◆ **YOUR OBJECTIVE**
Please copy out every one of the records below word for word, leaving the pictures out of your answer.

◆ **TASK INPUT**
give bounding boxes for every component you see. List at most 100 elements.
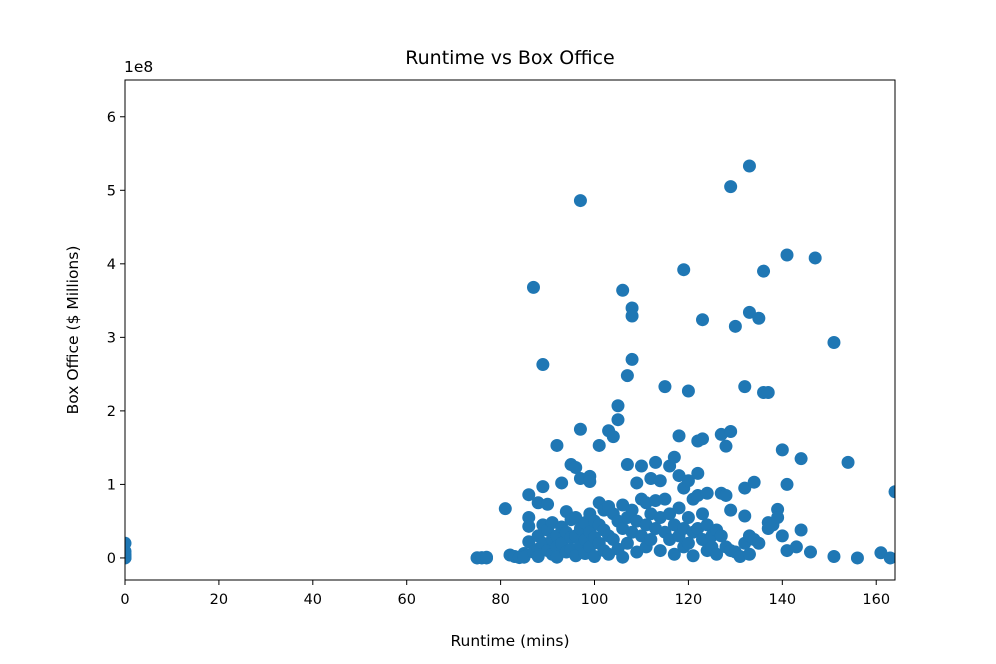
data-point [888,485,895,499]
data-point [620,458,634,472]
data-point [672,429,686,443]
data-point [724,424,738,438]
x-axis: 0 20 40 60 80 100 120 140 160 [120,580,890,608]
data-point [573,194,587,208]
data-point [771,511,785,524]
data-point [883,551,895,565]
data-point [677,263,691,277]
data-point [696,507,709,521]
data-point [827,549,841,563]
data-point [850,551,864,565]
data-point [728,319,742,333]
data-point [667,547,681,561]
data-point [738,509,752,523]
x-tick-label: 60 [397,592,415,608]
y-tick-label: 0 [107,551,116,567]
data-point [480,550,494,564]
data-point [808,251,822,265]
data-point [742,159,756,173]
data-point [663,507,677,521]
data-point [625,352,639,366]
data-point [724,503,738,517]
data-point [653,474,667,488]
data-point [536,480,550,494]
data-point [700,486,714,500]
data-point [742,305,756,319]
data-point [681,474,695,488]
data-point [710,547,724,561]
data-point [775,443,789,457]
data-point [794,452,808,466]
data-point [681,536,695,550]
data-point [588,549,602,563]
x-tick-label: 0 [120,592,129,608]
y-axis-label: Box Office ($ Millions) [64,246,82,415]
data-point [522,519,536,533]
y-axis: 0 1 2 3 4 5 6 [107,110,125,567]
x-tick-label: 20 [210,592,228,608]
data-point [649,455,663,469]
data-point [522,488,536,502]
data-point [569,461,583,474]
data-point [775,529,789,543]
x-tick-label: 80 [491,592,509,608]
data-point [616,283,630,297]
data-point [634,459,648,473]
data-point [531,549,545,563]
data-point [719,439,733,453]
data-point [667,450,681,464]
data-point [583,474,597,488]
data-point [573,422,587,436]
data-point [620,369,634,383]
data-point [696,313,709,327]
data-point [611,413,625,427]
x-tick-label: 140 [768,592,796,608]
data-point [658,380,672,394]
data-point [724,180,738,194]
data-point [625,309,639,323]
data-point [658,492,672,506]
y-tick-label: 5 [107,183,116,199]
data-point [616,550,630,564]
data-point [611,399,625,413]
data-point [625,503,639,517]
data-point [686,549,700,563]
data-point [555,476,569,490]
data-point [653,544,667,558]
data-points [125,159,895,565]
data-point [757,264,771,278]
x-tick-label: 120 [675,592,703,608]
data-point [498,502,512,516]
data-point [681,511,695,524]
data-point [526,280,540,294]
x-tick-label: 40 [304,592,322,608]
data-point [841,455,855,469]
data-point [606,430,620,444]
data-point [696,432,709,446]
data-point [672,501,686,515]
data-point [691,466,705,480]
data-point [827,336,841,349]
data-point [738,380,752,394]
data-point [794,523,808,537]
data-point [719,488,733,502]
data-point [738,481,752,495]
data-point [752,536,766,550]
data-point [125,536,132,550]
data-point [644,533,658,547]
y-tick-label: 3 [107,330,116,346]
chart-title: Runtime vs Box Office [405,47,614,69]
plot-frame [124,79,896,581]
data-point [780,477,794,491]
data-point [803,545,817,559]
data-point [550,438,564,452]
data-point [592,438,606,452]
data-point [630,476,644,490]
data-point [742,547,756,561]
data-point [752,311,766,325]
data-point [522,535,536,549]
data-point [747,475,761,489]
y-offset-label: 1e8 [124,58,153,76]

◆ **THE RESULT**
give bounding boxes for every component you see. List at most 100 elements.
data-point [888,485,895,499]
data-point [620,458,634,472]
data-point [672,429,686,443]
data-point [724,424,738,438]
x-axis: 0 20 40 60 80 100 120 140 160 [120,580,890,608]
data-point [573,194,587,208]
data-point [771,511,785,524]
data-point [883,551,895,565]
data-point [677,263,691,277]
data-point [696,507,709,521]
data-point [827,549,841,563]
data-point [850,551,864,565]
data-point [728,319,742,333]
data-point [667,547,681,561]
data-point [738,509,752,523]
x-tick-label: 60 [397,592,415,608]
y-tick-label: 0 [107,551,116,567]
data-point [480,550,494,564]
data-point [808,251,822,265]
data-point [742,159,756,173]
data-point [663,507,677,521]
data-point [625,352,639,366]
data-point [724,503,738,517]
data-point [653,474,667,488]
data-point [536,480,550,494]
data-point [700,486,714,500]
data-point [742,305,756,319]
data-point [681,474,695,488]
data-point [710,547,724,561]
data-point [775,443,789,457]
data-point [794,452,808,466]
data-point [681,536,695,550]
data-point [588,549,602,563]
x-tick-label: 0 [120,592,129,608]
y-axis-label: Box Office ($ Millions) [64,246,82,415]
data-point [522,519,536,533]
y-axis: 0 1 2 3 4 5 6 [107,110,125,567]
x-tick-label: 20 [210,592,228,608]
data-point [649,455,663,469]
data-point [522,488,536,502]
data-point [569,461,583,474]
data-point [775,529,789,543]
x-tick-label: 80 [491,592,509,608]
data-point [616,283,630,297]
data-point [634,459,648,473]
data-point [531,549,545,563]
data-point [719,439,733,453]
data-point [667,450,681,464]
data-point [583,474,597,488]
data-point [573,422,587,436]
data-point [620,369,634,383]
data-point [696,313,709,327]
data-point [611,413,625,427]
x-tick-label: 140 [768,592,796,608]
data-point [658,380,672,394]
data-point [724,180,738,194]
data-point [625,309,639,323]
data-point [658,492,672,506]
y-tick-label: 5 [107,183,116,199]
data-point [616,550,630,564]
data-point [611,399,625,413]
data-point [625,503,639,517]
data-point [686,549,700,563]
data-point [555,476,569,490]
data-point [653,544,667,558]
data-points [125,159,895,565]
data-point [757,264,771,278]
x-tick-label: 120 [675,592,703,608]
data-point [498,502,512,516]
data-point [681,511,695,524]
data-point [526,280,540,294]
x-tick-label: 40 [304,592,322,608]
data-point [841,455,855,469]
data-point [606,430,620,444]
data-point [696,432,709,446]
data-point [672,501,686,515]
data-point [691,466,705,480]
data-point [827,336,841,349]
data-point [738,380,752,394]
data-point [794,523,808,537]
data-point [719,488,733,502]
data-point [738,481,752,495]
data-point [752,536,766,550]
data-point [125,536,132,550]
data-point [644,533,658,547]
y-tick-label: 3 [107,330,116,346]
chart-title: Runtime vs Box Office [405,47,614,69]
plot-frame [124,79,896,581]
data-point [780,477,794,491]
data-point [803,545,817,559]
data-point [550,438,564,452]
data-point [592,438,606,452]
data-point [630,476,644,490]
data-point [742,547,756,561]
data-point [752,311,766,325]
data-point [522,535,536,549]
data-point [747,475,761,489]
y-offset-label: 1e8 [124,58,153,76]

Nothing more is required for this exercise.